> Instructions to follow: Set down the material below in full, matching it exactly.

● ● ●

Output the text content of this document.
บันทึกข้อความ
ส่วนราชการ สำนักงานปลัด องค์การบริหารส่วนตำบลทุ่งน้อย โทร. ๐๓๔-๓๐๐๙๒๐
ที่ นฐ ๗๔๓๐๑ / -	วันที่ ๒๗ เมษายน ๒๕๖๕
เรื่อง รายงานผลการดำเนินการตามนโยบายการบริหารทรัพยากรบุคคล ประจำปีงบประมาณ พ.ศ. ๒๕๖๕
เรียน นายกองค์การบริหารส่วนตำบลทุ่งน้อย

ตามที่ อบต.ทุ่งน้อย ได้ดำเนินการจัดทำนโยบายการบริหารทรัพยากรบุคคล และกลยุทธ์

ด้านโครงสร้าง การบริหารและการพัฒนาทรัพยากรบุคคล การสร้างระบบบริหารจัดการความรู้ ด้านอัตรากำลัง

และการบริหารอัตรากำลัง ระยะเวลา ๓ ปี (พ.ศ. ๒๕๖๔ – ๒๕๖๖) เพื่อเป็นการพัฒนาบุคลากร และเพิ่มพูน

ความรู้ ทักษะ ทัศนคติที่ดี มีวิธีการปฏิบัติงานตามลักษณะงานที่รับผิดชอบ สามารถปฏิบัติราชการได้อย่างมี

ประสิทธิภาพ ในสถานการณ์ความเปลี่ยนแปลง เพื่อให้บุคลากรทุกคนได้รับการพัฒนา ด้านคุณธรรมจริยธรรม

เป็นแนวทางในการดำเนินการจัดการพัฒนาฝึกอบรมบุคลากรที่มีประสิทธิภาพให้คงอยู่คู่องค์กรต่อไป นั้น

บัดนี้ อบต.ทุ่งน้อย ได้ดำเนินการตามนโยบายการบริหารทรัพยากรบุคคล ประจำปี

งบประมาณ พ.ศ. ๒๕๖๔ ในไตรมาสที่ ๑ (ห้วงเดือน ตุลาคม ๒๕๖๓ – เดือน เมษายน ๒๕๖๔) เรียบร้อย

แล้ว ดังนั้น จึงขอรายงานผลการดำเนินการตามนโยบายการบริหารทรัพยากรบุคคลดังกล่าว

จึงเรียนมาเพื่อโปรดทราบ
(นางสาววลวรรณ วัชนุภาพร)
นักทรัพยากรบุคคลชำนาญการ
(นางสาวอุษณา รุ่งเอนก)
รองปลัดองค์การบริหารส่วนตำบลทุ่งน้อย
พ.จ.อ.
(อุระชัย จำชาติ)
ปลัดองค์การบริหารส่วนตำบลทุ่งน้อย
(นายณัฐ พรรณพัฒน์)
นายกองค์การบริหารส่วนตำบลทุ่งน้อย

● ● ●

> Task response:
Output the text content of this document.
บันทึกข้อความ
ส่วนราชการ สำนักงานปลัด องค์การบริหารส่วนตำบลทุ่งน้อย โทร. ๐๓๔-๓๐๐๙๒๐
ที่ นฐ ๗๔๓๐๑ / -	วันที่ ๒๗ เมษายน ๒๕๖๕
เรื่อง รายงานผลการดำเนินการตามนโยบายการบริหารทรัพยากรบุคคล ประจำปีงบประมาณ พ.ศ. ๒๕๖๕
เรียน นายกองค์การบริหารส่วนตำบลทุ่งน้อย

ตามที่ อบต.ทุ่งน้อย ได้ดำเนินการจัดทำนโยบายการบริหารทรัพยากรบุคคล และกลยุทธ์

ด้านโครงสร้าง การบริหารและการพัฒนาทรัพยากรบุคคล การสร้างระบบบริหารจัดการความรู้ ด้านอัตรากำลัง

และการบริหารอัตรากำลัง ระยะเวลา ๓ ปี (พ.ศ. ๒๕๖๔ – ๒๕๖๖) เพื่อเป็นการพัฒนาบุคลากร และเพิ่มพูน

ความรู้ ทักษะ ทัศนคติที่ดี มีวิธีการปฏิบัติงานตามลักษณะงานที่รับผิดชอบ สามารถปฏิบัติราชการได้อย่างมี

ประสิทธิภาพ ในสถานการณ์ความเปลี่ยนแปลง เพื่อให้บุคลากรทุกคนได้รับการพัฒนา ด้านคุณธรรมจริยธรรม

เป็นแนวทางในการดำเนินการจัดการพัฒนาฝึกอบรมบุคลากรที่มีประสิทธิภาพให้คงอยู่คู่องค์กรต่อไป นั้น

บัดนี้ อบต.ทุ่งน้อย ได้ดำเนินการตามนโยบายการบริหารทรัพยากรบุคคล ประจำปี

งบประมาณ พ.ศ. ๒๕๖๔ ในไตรมาสที่ ๑ (ห้วงเดือน ตุลาคม ๒๕๖๓ – เดือน เมษายน ๒๕๖๔) เรียบร้อย

แล้ว ดังนั้น จึงขอรายงานผลการดำเนินการตามนโยบายการบริหารทรัพยากรบุคคลดังกล่าว

จึงเรียนมาเพื่อโปรดทราบ
(นางสาววลวรรณ วัชนุภาพร)
นักทรัพยากรบุคคลชำนาญการ
(นางสาวอุษณา รุ่งเอนก)
รองปลัดองค์การบริหารส่วนตำบลทุ่งน้อย
พ.จ.อ.
(อุระชัย จำชาติ)
ปลัดองค์การบริหารส่วนตำบลทุ่งน้อย
(นายณัฐ พรรณพัฒน์)
นายกองค์การบริหารส่วนตำบลทุ่งน้อย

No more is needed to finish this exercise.